# Required task
Copy every line, leaving nothing out and adding nothing.

# Data in this exercise

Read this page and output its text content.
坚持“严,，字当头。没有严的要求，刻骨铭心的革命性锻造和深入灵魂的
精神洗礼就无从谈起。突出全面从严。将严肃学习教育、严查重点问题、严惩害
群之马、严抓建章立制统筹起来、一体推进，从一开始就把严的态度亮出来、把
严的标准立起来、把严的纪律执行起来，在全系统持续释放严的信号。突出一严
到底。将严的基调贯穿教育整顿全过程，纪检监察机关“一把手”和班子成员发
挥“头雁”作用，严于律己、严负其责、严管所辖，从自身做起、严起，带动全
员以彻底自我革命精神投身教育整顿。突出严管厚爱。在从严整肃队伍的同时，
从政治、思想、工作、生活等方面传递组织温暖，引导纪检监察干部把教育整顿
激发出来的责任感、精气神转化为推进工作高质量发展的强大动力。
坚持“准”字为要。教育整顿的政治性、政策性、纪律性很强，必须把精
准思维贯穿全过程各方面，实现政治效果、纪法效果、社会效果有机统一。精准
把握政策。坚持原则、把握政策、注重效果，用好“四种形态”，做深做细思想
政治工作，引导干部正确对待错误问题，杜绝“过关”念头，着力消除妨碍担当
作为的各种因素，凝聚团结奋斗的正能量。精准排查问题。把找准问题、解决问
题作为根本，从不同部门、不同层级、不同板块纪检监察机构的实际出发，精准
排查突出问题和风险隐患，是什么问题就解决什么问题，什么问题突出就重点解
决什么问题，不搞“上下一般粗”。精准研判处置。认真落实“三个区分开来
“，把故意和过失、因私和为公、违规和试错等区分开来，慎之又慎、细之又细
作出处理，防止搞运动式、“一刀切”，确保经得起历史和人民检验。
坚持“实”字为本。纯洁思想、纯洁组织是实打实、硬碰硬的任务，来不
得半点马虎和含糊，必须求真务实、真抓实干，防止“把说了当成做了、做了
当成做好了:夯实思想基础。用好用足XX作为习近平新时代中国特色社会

# Completed exercise
Read this page and output its text content.
坚持“严,，字当头。没有严的要求，刻骨铭心的革命性锻造和深入灵魂的
精神洗礼就无从谈起。突出全面从严。将严肃学习教育、严查重点问题、严惩害
群之马、严抓建章立制统筹起来、一体推进，从一开始就把严的态度亮出来、把
严的标准立起来、把严的纪律执行起来，在全系统持续释放严的信号。突出一严
到底。将严的基调贯穿教育整顿全过程，纪检监察机关“一把手”和班子成员发
挥“头雁”作用，严于律己、严负其责、严管所辖，从自身做起、严起，带动全
员以彻底自我革命精神投身教育整顿。突出严管厚爱。在从严整肃队伍的同时，
从政治、思想、工作、生活等方面传递组织温暖，引导纪检监察干部把教育整顿
激发出来的责任感、精气神转化为推进工作高质量发展的强大动力。
坚持“准”字为要。教育整顿的政治性、政策性、纪律性很强，必须把精
准思维贯穿全过程各方面，实现政治效果、纪法效果、社会效果有机统一。精准
把握政策。坚持原则、把握政策、注重效果，用好“四种形态”，做深做细思想
政治工作，引导干部正确对待错误问题，杜绝“过关”念头，着力消除妨碍担当
作为的各种因素，凝聚团结奋斗的正能量。精准排查问题。把找准问题、解决问
题作为根本，从不同部门、不同层级、不同板块纪检监察机构的实际出发，精准
排查突出问题和风险隐患，是什么问题就解决什么问题，什么问题突出就重点解
决什么问题，不搞“上下一般粗”。精准研判处置。认真落实“三个区分开来
“，把故意和过失、因私和为公、违规和试错等区分开来，慎之又慎、细之又细
作出处理，防止搞运动式、“一刀切”，确保经得起历史和人民检验。
坚持“实”字为本。纯洁思想、纯洁组织是实打实、硬碰硬的任务，来不
得半点马虎和含糊，必须求真务实、真抓实干，防止“把说了当成做了、做了
当成做好了:夯实思想基础。用好用足XX作为习近平新时代中国特色社会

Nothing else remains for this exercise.